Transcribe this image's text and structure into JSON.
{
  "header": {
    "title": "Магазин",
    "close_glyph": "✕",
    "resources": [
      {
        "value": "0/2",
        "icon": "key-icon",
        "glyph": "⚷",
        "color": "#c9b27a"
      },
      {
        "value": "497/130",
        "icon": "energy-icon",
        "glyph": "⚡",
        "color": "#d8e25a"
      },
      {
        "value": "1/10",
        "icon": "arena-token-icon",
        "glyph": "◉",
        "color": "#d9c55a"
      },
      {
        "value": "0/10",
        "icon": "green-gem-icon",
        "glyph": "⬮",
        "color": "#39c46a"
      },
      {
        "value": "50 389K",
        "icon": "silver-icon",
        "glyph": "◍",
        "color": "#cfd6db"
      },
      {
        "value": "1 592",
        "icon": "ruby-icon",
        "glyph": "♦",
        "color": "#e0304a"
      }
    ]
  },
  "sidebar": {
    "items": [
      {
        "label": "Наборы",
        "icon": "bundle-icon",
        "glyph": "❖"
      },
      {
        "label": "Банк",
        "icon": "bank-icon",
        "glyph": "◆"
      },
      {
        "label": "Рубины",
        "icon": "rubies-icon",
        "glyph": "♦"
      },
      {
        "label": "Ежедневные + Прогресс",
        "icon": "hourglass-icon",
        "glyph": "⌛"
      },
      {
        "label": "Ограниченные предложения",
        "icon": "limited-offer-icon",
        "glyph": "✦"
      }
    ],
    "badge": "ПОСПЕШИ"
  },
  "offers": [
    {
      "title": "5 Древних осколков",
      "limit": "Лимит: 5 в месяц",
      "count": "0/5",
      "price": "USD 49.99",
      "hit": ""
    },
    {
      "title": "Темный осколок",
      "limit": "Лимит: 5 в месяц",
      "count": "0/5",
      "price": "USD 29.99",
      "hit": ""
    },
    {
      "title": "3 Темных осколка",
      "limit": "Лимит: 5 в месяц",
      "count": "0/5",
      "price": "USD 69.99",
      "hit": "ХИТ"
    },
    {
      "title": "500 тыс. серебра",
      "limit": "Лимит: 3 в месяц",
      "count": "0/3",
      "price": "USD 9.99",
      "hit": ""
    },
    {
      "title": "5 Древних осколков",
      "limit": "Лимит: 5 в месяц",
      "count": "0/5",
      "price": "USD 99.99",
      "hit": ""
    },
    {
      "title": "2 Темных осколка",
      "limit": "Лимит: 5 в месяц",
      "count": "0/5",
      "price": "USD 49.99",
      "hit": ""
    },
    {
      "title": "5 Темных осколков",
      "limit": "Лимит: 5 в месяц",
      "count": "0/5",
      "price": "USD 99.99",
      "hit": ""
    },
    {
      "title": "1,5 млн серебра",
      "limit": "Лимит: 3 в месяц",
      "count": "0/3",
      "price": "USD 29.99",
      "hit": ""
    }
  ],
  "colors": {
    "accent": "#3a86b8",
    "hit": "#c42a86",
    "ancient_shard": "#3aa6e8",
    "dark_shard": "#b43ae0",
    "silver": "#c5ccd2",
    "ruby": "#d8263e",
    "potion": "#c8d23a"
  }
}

--------------------------------------------------

### CHALLENGE
Print all of the entries exactly as they appear.

### EXPECTED OUTPUT
Transcribe this image's text and structure into JSON.
{
  "header": {
    "title": "Магазин",
    "close_glyph": "✕",
    "resources": [
      {
        "value": "0/2",
        "icon": "key-icon",
        "glyph": "⚷",
        "color": "#c9b27a"
      },
      {
        "value": "497/130",
        "icon": "energy-icon",
        "glyph": "⚡",
        "color": "#d8e25a"
      },
      {
        "value": "1/10",
        "icon": "arena-token-icon",
        "glyph": "◉",
        "color": "#d9c55a"
      },
      {
        "value": "0/10",
        "icon": "green-gem-icon",
        "glyph": "⬮",
        "color": "#39c46a"
      },
      {
        "value": "50 389K",
        "icon": "silver-icon",
        "glyph": "◍",
        "color": "#cfd6db"
      },
      {
        "value": "1 592",
        "icon": "ruby-icon",
        "glyph": "♦",
        "color": "#e0304a"
      }
    ]
  },
  "sidebar": {
    "items": [
      {
        "label": "Наборы",
        "icon": "bundle-icon",
        "glyph": "❖"
      },
      {
        "label": "Банк",
        "icon": "bank-icon",
        "glyph": "◆"
      },
      {
        "label": "Рубины",
        "icon": "rubies-icon",
        "glyph": "♦"
      },
      {
        "label": "Ежедневные + Прогресс",
        "icon": "hourglass-icon",
        "glyph": "⌛"
      },
      {
        "label": "Ограниченные предложения",
        "icon": "limited-offer-icon",
        "glyph": "✦"
      }
    ],
    "badge": "ПОСПЕШИ"
  },
  "offers": [
    {
      "title": "5 Древних осколков",
      "limit": "Лимит: 5 в месяц",
      "count": "0/5",
      "price": "USD 49.99",
      "hit": ""
    },
    {
      "title": "Темный осколок",
      "limit": "Лимит: 5 в месяц",
      "count": "0/5",
      "price": "USD 29.99",
      "hit": ""
    },
    {
      "title": "3 Темных осколка",
      "limit": "Лимит: 5 в месяц",
      "count": "0/5",
      "price": "USD 69.99",
      "hit": "ХИТ"
    },
    {
      "title": "500 тыс. серебра",
      "limit": "Лимит: 3 в месяц",
      "count": "0/3",
      "price": "USD 9.99",
      "hit": ""
    },
    {
      "title": "5 Древних осколков",
      "limit": "Лимит: 5 в месяц",
      "count": "0/5",
      "price": "USD 99.99",
      "hit": ""
    },
    {
      "title": "2 Темных осколка",
      "limit": "Лимит: 5 в месяц",
      "count": "0/5",
      "price": "USD 49.99",
      "hit": ""
    },
    {
      "title": "5 Темных осколков",
      "limit": "Лимит: 5 в месяц",
      "count": "0/5",
      "price": "USD 99.99",
      "hit": ""
    },
    {
      "title": "1,5 млн серебра",
      "limit": "Лимит: 3 в месяц",
      "count": "0/3",
      "price": "USD 29.99",
      "hit": ""
    }
  ],
  "colors": {
    "accent": "#3a86b8",
    "hit": "#c42a86",
    "ancient_shard": "#3aa6e8",
    "dark_shard": "#b43ae0",
    "silver": "#c5ccd2",
    "ruby": "#d8263e",
    "potion": "#c8d23a"
  }
}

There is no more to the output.